— EXERCISE PROMPT —
Identify all lines in the data containing the string "tree". Copy them out.

— PROVIDED DATA —

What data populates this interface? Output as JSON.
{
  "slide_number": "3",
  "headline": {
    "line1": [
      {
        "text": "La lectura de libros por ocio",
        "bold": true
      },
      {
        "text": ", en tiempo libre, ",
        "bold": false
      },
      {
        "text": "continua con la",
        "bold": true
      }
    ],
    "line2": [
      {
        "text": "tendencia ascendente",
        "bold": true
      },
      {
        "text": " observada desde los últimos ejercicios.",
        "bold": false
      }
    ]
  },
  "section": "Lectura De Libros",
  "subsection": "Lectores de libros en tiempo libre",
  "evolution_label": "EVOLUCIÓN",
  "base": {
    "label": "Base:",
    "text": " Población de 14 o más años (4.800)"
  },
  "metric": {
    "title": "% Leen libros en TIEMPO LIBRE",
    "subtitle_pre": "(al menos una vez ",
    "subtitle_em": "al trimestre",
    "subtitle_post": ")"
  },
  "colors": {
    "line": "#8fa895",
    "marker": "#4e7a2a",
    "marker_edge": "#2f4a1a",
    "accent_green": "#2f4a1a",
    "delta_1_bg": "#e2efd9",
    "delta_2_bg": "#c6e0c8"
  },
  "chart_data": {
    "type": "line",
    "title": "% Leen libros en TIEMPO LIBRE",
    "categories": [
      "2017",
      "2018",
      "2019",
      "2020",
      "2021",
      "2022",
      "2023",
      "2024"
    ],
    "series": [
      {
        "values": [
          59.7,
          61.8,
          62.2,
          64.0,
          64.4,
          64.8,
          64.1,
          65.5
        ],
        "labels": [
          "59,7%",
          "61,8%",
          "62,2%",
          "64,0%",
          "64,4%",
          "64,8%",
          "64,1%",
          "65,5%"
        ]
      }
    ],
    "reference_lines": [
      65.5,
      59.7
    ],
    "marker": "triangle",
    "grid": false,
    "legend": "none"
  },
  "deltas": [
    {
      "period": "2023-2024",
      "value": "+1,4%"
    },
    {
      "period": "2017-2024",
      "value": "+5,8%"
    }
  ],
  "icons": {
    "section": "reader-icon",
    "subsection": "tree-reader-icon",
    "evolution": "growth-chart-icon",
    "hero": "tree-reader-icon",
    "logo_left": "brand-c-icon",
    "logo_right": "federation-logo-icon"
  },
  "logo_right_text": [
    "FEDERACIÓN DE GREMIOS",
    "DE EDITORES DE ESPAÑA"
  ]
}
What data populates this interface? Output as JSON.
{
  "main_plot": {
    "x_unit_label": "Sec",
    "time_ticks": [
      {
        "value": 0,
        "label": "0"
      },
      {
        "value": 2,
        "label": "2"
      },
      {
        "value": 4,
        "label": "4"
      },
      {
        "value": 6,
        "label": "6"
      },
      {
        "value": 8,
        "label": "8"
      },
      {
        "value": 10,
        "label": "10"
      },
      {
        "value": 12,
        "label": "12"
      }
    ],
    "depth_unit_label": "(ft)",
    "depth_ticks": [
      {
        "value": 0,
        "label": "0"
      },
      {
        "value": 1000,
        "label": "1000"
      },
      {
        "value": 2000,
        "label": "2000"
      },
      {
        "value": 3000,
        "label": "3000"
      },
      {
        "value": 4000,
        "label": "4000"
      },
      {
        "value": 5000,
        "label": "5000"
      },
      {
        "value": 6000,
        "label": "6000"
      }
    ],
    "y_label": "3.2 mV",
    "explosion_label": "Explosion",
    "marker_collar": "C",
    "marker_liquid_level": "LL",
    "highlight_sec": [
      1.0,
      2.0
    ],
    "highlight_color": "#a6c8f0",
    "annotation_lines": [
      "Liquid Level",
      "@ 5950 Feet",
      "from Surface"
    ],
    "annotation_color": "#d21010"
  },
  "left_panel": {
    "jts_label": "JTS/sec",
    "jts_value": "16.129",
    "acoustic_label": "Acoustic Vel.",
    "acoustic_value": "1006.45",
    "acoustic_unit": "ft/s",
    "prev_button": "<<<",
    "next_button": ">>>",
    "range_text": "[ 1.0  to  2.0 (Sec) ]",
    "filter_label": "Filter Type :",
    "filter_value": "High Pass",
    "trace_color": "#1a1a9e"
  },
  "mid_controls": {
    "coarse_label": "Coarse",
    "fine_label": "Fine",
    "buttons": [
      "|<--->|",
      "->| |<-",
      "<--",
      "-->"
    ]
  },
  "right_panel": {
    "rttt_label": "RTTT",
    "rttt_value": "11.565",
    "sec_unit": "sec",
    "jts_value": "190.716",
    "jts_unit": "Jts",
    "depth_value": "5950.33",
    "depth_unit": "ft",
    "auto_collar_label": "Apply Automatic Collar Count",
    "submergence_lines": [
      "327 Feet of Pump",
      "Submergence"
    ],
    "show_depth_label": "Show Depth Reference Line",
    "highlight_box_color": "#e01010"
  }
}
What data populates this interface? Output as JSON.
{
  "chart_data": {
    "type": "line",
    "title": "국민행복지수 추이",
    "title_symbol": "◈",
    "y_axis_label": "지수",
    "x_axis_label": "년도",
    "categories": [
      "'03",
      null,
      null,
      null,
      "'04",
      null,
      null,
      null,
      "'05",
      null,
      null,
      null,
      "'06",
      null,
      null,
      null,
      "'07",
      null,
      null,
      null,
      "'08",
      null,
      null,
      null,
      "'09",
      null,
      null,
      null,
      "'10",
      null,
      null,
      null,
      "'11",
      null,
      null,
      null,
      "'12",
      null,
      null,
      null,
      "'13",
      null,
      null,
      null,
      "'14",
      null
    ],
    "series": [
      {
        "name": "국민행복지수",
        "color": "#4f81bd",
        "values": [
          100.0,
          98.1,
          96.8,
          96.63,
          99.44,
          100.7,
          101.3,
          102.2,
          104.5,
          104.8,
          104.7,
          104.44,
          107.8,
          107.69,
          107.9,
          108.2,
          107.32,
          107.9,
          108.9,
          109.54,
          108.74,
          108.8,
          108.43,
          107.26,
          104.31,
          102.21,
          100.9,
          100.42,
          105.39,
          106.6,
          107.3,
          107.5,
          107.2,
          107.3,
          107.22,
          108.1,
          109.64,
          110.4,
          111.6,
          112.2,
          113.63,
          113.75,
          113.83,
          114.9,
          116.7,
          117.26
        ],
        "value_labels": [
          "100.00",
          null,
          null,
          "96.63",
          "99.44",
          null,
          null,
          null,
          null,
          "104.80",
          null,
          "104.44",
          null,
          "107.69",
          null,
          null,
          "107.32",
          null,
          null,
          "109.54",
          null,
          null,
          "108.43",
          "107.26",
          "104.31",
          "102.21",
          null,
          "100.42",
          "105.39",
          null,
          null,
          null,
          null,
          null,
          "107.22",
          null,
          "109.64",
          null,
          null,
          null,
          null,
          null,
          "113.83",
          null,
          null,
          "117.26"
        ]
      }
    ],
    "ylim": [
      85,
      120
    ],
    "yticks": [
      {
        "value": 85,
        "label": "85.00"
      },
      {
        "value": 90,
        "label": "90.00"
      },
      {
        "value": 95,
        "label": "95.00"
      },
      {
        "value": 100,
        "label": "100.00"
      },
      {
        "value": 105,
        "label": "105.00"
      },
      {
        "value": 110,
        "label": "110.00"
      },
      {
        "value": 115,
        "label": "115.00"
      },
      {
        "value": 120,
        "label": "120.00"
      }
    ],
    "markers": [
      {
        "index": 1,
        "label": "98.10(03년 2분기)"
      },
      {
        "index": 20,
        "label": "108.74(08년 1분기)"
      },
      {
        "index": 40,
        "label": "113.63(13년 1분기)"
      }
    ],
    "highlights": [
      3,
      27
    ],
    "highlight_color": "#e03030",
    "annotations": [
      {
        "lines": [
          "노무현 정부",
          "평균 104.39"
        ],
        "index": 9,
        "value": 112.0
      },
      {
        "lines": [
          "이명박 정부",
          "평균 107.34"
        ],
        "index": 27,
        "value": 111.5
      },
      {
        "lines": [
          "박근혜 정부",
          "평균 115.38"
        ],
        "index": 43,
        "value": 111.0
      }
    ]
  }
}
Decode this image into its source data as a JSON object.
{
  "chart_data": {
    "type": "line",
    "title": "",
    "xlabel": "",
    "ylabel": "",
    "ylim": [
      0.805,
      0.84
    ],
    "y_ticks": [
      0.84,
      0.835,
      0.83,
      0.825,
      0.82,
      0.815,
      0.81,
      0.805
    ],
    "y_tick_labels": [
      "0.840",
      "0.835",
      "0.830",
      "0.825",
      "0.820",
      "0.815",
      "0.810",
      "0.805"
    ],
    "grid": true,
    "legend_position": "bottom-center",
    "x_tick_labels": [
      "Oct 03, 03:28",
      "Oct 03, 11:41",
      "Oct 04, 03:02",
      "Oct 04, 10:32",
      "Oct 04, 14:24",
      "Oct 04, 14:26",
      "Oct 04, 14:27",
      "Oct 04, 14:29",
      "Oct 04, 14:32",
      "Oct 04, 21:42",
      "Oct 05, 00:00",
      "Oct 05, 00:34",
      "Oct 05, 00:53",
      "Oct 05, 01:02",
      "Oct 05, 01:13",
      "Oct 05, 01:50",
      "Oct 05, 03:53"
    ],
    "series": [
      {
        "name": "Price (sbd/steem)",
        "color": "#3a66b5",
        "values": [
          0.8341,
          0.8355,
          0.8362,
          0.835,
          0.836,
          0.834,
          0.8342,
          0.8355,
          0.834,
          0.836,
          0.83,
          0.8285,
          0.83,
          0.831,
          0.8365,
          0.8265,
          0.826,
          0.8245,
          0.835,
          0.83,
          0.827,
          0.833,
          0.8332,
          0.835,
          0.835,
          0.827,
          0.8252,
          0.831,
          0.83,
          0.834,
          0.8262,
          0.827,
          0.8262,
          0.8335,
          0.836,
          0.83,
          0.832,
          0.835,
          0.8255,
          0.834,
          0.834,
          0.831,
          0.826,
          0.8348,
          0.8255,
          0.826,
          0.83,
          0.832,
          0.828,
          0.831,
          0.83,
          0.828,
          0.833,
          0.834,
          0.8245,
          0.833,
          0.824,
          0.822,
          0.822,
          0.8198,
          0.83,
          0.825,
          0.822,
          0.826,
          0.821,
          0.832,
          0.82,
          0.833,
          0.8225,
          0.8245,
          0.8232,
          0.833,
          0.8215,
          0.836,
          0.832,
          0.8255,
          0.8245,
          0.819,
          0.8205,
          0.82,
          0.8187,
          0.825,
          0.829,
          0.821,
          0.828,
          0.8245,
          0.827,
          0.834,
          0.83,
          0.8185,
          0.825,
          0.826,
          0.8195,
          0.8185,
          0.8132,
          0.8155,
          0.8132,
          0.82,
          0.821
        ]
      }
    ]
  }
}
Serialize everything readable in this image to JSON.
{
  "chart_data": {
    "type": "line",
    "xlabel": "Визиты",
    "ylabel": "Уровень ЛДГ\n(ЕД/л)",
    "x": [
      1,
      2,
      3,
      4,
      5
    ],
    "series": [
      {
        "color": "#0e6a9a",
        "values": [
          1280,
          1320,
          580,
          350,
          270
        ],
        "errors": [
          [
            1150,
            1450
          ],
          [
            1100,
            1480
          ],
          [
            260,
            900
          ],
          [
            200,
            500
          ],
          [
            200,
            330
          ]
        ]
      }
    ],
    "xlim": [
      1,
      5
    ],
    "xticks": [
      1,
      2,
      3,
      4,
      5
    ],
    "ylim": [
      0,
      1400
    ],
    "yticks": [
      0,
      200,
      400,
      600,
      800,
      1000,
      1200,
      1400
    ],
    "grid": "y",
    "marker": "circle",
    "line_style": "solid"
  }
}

— SOLUTION —
    "subsection": "tree-reader-icon",
    "hero": "tree-reader-icon",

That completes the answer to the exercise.